▶ _THE PROBLEM_: Copy the data below line for line, with no changes.
┌─ AVAILABLE RECORDS
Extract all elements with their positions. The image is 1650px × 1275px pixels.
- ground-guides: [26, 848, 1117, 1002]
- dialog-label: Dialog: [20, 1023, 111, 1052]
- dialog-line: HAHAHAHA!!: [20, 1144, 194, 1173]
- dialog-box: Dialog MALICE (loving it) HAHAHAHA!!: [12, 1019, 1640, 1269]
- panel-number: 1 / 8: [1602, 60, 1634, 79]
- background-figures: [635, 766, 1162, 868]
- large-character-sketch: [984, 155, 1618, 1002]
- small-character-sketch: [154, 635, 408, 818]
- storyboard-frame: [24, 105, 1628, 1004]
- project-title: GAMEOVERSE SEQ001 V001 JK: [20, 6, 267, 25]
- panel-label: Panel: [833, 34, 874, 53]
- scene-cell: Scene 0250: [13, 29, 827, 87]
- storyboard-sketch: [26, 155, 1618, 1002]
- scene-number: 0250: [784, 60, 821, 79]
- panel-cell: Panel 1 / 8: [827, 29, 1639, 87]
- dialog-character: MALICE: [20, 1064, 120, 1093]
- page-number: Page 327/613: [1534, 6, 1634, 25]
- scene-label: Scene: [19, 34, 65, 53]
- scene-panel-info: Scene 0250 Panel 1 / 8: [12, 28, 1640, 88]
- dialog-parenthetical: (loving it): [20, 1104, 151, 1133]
└─
▶ _ANSWER TO THIS TASK_:
Extract all elements with their positions. The image is 1650px × 1275px pixels.
- ground-guides: [26, 848, 1117, 1002]
- dialog-label: Dialog: [20, 1023, 111, 1052]
- dialog-line: HAHAHAHA!!: [20, 1144, 194, 1173]
- dialog-box: Dialog MALICE (loving it) HAHAHAHA!!: [12, 1019, 1640, 1269]
- panel-number: 1 / 8: [1602, 60, 1634, 79]
- background-figures: [635, 766, 1162, 868]
- large-character-sketch: [984, 155, 1618, 1002]
- small-character-sketch: [154, 635, 408, 818]
- storyboard-frame: [24, 105, 1628, 1004]
- project-title: GAMEOVERSE SEQ001 V001 JK: [20, 6, 267, 25]
- panel-label: Panel: [833, 34, 874, 53]
- scene-cell: Scene 0250: [13, 29, 827, 87]
- storyboard-sketch: [26, 155, 1618, 1002]
- scene-number: 0250: [784, 60, 821, 79]
- panel-cell: Panel 1 / 8: [827, 29, 1639, 87]
- dialog-character: MALICE: [20, 1064, 120, 1093]
- page-number: Page 327/613: [1534, 6, 1634, 25]
- scene-label: Scene: [19, 34, 65, 53]
- scene-panel-info: Scene 0250 Panel 1 / 8: [12, 28, 1640, 88]
- dialog-parenthetical: (loving it): [20, 1104, 151, 1133]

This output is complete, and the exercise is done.